WHAT IS NEEDED:
What follows are records. Restate all of them word for word.

----- DATA FOR THIS EXERCISE

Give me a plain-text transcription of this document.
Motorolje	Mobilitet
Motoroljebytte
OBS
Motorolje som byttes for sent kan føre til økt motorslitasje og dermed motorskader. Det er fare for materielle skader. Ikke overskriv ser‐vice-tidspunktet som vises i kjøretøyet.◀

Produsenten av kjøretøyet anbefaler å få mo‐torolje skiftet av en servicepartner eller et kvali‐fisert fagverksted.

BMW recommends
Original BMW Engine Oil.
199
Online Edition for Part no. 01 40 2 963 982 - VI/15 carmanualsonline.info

----------

THE REPLY:
Give me a plain-text transcription of this document.
Motorolje	Mobilitet
Motoroljebytte
OBS
Motorolje som byttes for sent kan føre til økt motorslitasje og dermed motorskader. Det er fare for materielle skader. Ikke overskriv ser‐vice-tidspunktet som vises i kjøretøyet.◀

Produsenten av kjøretøyet anbefaler å få mo‐torolje skiftet av en servicepartner eller et kvali‐fisert fagverksted.

BMW recommends
Original BMW Engine Oil.
199
Online Edition for Part no. 01 40 2 963 982 - VI/15 carmanualsonline.info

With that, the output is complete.